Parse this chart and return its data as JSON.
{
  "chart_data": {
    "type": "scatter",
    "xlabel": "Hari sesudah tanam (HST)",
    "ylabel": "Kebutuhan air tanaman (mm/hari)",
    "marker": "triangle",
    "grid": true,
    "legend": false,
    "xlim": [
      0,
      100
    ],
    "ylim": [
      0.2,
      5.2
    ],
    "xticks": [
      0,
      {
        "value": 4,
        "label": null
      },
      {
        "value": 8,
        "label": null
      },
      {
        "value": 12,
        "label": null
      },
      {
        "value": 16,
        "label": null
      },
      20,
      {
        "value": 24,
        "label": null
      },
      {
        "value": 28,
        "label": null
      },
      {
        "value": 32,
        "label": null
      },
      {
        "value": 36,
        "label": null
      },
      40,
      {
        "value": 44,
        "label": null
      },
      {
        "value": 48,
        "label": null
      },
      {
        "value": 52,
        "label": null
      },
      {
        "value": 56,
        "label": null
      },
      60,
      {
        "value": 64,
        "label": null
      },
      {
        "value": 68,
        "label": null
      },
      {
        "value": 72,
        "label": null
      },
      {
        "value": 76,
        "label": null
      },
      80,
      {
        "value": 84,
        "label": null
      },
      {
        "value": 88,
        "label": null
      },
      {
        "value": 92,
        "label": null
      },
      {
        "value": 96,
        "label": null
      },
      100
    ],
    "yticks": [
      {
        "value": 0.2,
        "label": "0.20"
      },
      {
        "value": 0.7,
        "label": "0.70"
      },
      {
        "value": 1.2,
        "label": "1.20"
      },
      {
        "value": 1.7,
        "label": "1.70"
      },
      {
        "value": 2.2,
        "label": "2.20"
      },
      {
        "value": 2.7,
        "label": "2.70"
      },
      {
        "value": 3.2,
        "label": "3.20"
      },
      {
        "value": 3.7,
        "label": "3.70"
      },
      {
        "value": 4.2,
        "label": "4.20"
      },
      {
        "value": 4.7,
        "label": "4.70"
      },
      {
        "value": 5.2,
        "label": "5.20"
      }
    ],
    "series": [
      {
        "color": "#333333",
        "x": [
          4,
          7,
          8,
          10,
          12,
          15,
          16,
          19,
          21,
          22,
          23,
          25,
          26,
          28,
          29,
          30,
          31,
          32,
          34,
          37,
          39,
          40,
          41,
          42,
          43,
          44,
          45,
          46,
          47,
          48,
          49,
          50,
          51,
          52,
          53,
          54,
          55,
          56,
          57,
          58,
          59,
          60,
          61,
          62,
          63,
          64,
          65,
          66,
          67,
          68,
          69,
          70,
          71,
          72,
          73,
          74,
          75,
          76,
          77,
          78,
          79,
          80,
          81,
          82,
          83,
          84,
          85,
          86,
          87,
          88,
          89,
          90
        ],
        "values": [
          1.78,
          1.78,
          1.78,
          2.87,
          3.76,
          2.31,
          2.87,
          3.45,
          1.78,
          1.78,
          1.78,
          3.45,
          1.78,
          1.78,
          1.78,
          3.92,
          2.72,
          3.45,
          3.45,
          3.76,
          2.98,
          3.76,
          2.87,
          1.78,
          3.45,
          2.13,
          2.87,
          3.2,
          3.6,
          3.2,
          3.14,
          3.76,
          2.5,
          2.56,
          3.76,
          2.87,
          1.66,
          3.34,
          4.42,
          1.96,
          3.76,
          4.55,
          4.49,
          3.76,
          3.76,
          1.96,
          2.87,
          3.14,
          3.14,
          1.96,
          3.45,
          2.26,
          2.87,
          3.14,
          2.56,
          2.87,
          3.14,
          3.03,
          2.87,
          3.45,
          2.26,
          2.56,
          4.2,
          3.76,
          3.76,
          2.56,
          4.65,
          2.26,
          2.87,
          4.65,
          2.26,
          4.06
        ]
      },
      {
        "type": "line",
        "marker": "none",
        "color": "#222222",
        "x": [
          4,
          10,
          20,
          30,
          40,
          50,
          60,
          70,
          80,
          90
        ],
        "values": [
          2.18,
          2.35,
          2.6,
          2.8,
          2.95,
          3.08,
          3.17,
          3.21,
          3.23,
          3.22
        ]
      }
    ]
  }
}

--- Problem ---
Output the listing above word for word.

--- The output ---
Parse this chart and return its data as JSON.
{
  "chart_data": {
    "type": "scatter",
    "xlabel": "Hari sesudah tanam (HST)",
    "ylabel": "Kebutuhan air tanaman (mm/hari)",
    "marker": "triangle",
    "grid": true,
    "legend": false,
    "xlim": [
      0,
      100
    ],
    "ylim": [
      0.2,
      5.2
    ],
    "xticks": [
      0,
      {
        "value": 4,
        "label": null
      },
      {
        "value": 8,
        "label": null
      },
      {
        "value": 12,
        "label": null
      },
      {
        "value": 16,
        "label": null
      },
      20,
      {
        "value": 24,
        "label": null
      },
      {
        "value": 28,
        "label": null
      },
      {
        "value": 32,
        "label": null
      },
      {
        "value": 36,
        "label": null
      },
      40,
      {
        "value": 44,
        "label": null
      },
      {
        "value": 48,
        "label": null
      },
      {
        "value": 52,
        "label": null
      },
      {
        "value": 56,
        "label": null
      },
      60,
      {
        "value": 64,
        "label": null
      },
      {
        "value": 68,
        "label": null
      },
      {
        "value": 72,
        "label": null
      },
      {
        "value": 76,
        "label": null
      },
      80,
      {
        "value": 84,
        "label": null
      },
      {
        "value": 88,
        "label": null
      },
      {
        "value": 92,
        "label": null
      },
      {
        "value": 96,
        "label": null
      },
      100
    ],
    "yticks": [
      {
        "value": 0.2,
        "label": "0.20"
      },
      {
        "value": 0.7,
        "label": "0.70"
      },
      {
        "value": 1.2,
        "label": "1.20"
      },
      {
        "value": 1.7,
        "label": "1.70"
      },
      {
        "value": 2.2,
        "label": "2.20"
      },
      {
        "value": 2.7,
        "label": "2.70"
      },
      {
        "value": 3.2,
        "label": "3.20"
      },
      {
        "value": 3.7,
        "label": "3.70"
      },
      {
        "value": 4.2,
        "label": "4.20"
      },
      {
        "value": 4.7,
        "label": "4.70"
      },
      {
        "value": 5.2,
        "label": "5.20"
      }
    ],
    "series": [
      {
        "color": "#333333",
        "x": [
          4,
          7,
          8,
          10,
          12,
          15,
          16,
          19,
          21,
          22,
          23,
          25,
          26,
          28,
          29,
          30,
          31,
          32,
          34,
          37,
          39,
          40,
          41,
          42,
          43,
          44,
          45,
          46,
          47,
          48,
          49,
          50,
          51,
          52,
          53,
          54,
          55,
          56,
          57,
          58,
          59,
          60,
          61,
          62,
          63,
          64,
          65,
          66,
          67,
          68,
          69,
          70,
          71,
          72,
          73,
          74,
          75,
          76,
          77,
          78,
          79,
          80,
          81,
          82,
          83,
          84,
          85,
          86,
          87,
          88,
          89,
          90
        ],
        "values": [
          1.78,
          1.78,
          1.78,
          2.87,
          3.76,
          2.31,
          2.87,
          3.45,
          1.78,
          1.78,
          1.78,
          3.45,
          1.78,
          1.78,
          1.78,
          3.92,
          2.72,
          3.45,
          3.45,
          3.76,
          2.98,
          3.76,
          2.87,
          1.78,
          3.45,
          2.13,
          2.87,
          3.2,
          3.6,
          3.2,
          3.14,
          3.76,
          2.5,
          2.56,
          3.76,
          2.87,
          1.66,
          3.34,
          4.42,
          1.96,
          3.76,
          4.55,
          4.49,
          3.76,
          3.76,
          1.96,
          2.87,
          3.14,
          3.14,
          1.96,
          3.45,
          2.26,
          2.87,
          3.14,
          2.56,
          2.87,
          3.14,
          3.03,
          2.87,
          3.45,
          2.26,
          2.56,
          4.2,
          3.76,
          3.76,
          2.56,
          4.65,
          2.26,
          2.87,
          4.65,
          2.26,
          4.06
        ]
      },
      {
        "type": "line",
        "marker": "none",
        "color": "#222222",
        "x": [
          4,
          10,
          20,
          30,
          40,
          50,
          60,
          70,
          80,
          90
        ],
        "values": [
          2.18,
          2.35,
          2.6,
          2.8,
          2.95,
          3.08,
          3.17,
          3.21,
          3.23,
          3.22
        ]
      }
    ]
  }
}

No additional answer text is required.